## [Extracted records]
◇ ◇ ◇ ◇ ◇

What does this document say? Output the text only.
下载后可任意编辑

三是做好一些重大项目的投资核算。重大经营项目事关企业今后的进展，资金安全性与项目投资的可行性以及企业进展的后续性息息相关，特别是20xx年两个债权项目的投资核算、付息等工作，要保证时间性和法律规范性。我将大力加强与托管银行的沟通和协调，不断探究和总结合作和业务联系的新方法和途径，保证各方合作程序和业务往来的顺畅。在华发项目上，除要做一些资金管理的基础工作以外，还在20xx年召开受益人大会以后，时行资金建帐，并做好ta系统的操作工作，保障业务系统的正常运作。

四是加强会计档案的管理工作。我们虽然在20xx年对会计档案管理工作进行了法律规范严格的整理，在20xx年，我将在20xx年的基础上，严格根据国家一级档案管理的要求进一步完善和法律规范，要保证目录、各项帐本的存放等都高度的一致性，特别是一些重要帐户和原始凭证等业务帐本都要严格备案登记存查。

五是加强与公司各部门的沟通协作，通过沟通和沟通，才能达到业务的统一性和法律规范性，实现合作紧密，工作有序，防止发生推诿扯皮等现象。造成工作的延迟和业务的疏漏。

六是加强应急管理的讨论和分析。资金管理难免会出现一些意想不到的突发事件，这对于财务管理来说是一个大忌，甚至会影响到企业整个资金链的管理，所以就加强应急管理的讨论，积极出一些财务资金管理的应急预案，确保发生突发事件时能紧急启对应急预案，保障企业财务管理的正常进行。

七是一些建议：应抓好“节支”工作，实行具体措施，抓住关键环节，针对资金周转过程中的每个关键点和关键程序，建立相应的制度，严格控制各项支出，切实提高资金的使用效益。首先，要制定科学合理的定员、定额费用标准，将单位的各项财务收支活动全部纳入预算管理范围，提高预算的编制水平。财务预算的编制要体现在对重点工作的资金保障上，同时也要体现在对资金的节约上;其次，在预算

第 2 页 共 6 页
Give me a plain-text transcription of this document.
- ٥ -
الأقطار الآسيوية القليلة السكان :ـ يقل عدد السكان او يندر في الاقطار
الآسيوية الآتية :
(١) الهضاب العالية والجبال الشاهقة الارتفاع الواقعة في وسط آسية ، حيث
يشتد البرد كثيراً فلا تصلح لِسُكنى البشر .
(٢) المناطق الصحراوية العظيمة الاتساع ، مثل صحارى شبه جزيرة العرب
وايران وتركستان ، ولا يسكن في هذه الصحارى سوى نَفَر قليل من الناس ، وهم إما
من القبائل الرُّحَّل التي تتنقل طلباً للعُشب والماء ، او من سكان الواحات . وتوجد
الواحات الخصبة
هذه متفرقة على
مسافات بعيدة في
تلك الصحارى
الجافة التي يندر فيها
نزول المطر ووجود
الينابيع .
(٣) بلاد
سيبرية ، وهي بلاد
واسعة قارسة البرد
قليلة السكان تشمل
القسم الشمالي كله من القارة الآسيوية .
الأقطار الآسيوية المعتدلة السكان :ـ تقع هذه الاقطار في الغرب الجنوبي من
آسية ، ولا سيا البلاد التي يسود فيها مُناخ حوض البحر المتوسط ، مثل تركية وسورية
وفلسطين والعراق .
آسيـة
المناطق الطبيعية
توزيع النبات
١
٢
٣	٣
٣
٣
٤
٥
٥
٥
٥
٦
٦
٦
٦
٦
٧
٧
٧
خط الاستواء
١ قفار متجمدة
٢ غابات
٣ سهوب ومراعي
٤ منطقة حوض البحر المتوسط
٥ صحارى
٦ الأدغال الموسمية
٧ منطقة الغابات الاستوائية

◇ ◇ ◇ ◇ ◇

## [What you need to do]
Work out how many lines of the data above hold the word "منطقة", and write only the count.

## [Exercise solution]
2